— EXTRACTED RECORDS —
----------------

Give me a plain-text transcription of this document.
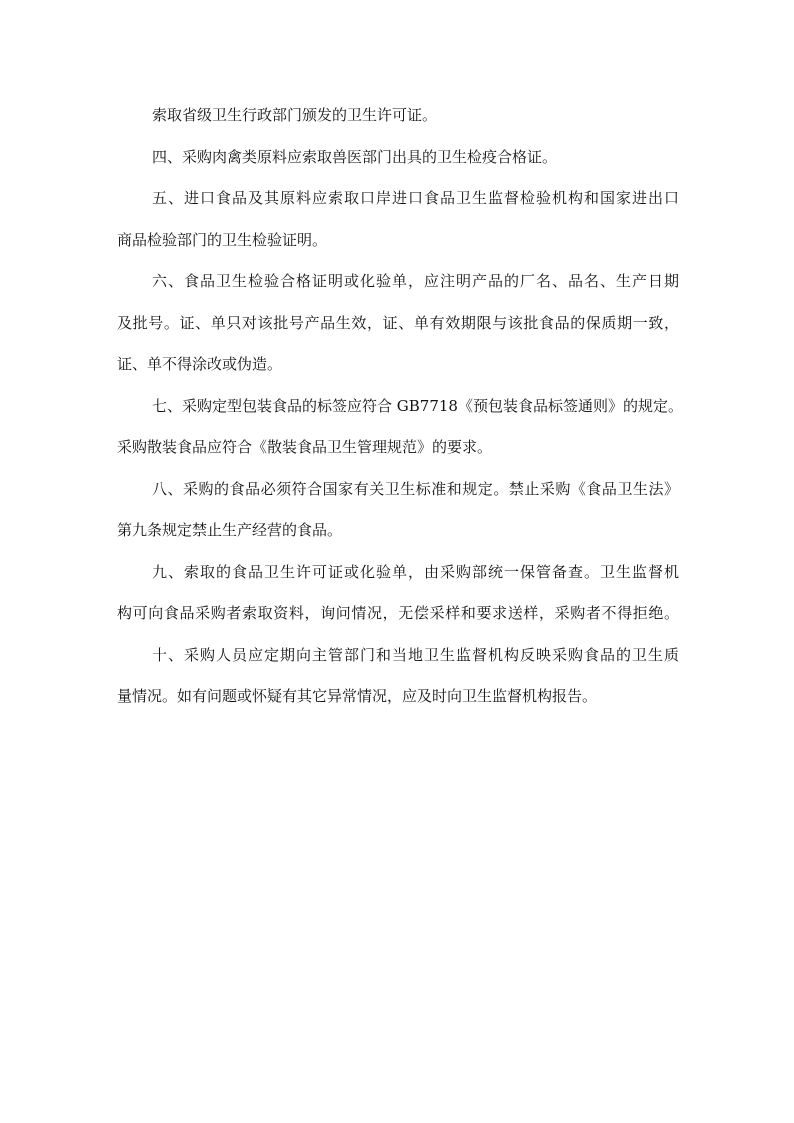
索取省级卫生行政部门颁发的卫生许可证。
四、采购肉禽类原料应索取兽医部门出具的卫生检疫合格证。
五、进口食品及其原料应索取口岸进口食品卫生监督检验机构和国家进出口
商品检验部门的卫生检验证明。
六、食品卫生检验合格证明或化验单，应注明产品的厂名、品名、生产日期
及批号。证、单只对该批号产品生效，证、单有效期限与该批食品的保质期一致，
证、单不得涂改或伪造。
七、采购定型包装食品的标签应符合 GB7718《预包装食品标签通则》的规定。
采购散装食品应符合《散装食品卫生管理规范》的要求。
八、采购的食品必须符合国家有关卫生标准和规定。禁止采购《食品卫生法》
第九条规定禁止生产经营的食品。
九、索取的食品卫生许可证或化验单，由采购部统一保管备查。卫生监督机
构可向食品采购者索取资料，询问情况，无偿采样和要求送样，采购者不得拒绝。
十、采购人员应定期向主管部门和当地卫生监督机构反映采购食品的卫生质
量情况。如有问题或怀疑有其它异常情况，应及时向卫生监督机构报告。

----------------

— EXERCISE —
Skip the pictures, then retype every line above exactly.

— EXPECTED OUTPUT —
Give me a plain-text transcription of this document.
索取省级卫生行政部门颁发的卫生许可证。
四、采购肉禽类原料应索取兽医部门出具的卫生检疫合格证。
五、进口食品及其原料应索取口岸进口食品卫生监督检验机构和国家进出口
商品检验部门的卫生检验证明。
六、食品卫生检验合格证明或化验单，应注明产品的厂名、品名、生产日期
及批号。证、单只对该批号产品生效，证、单有效期限与该批食品的保质期一致，
证、单不得涂改或伪造。
七、采购定型包装食品的标签应符合 GB7718《预包装食品标签通则》的规定。
采购散装食品应符合《散装食品卫生管理规范》的要求。
八、采购的食品必须符合国家有关卫生标准和规定。禁止采购《食品卫生法》
第九条规定禁止生产经营的食品。
九、索取的食品卫生许可证或化验单，由采购部统一保管备查。卫生监督机
构可向食品采购者索取资料，询问情况，无偿采样和要求送样，采购者不得拒绝。
十、采购人员应定期向主管部门和当地卫生监督机构反映采购食品的卫生质
量情况。如有问题或怀疑有其它异常情况，应及时向卫生监督机构报告。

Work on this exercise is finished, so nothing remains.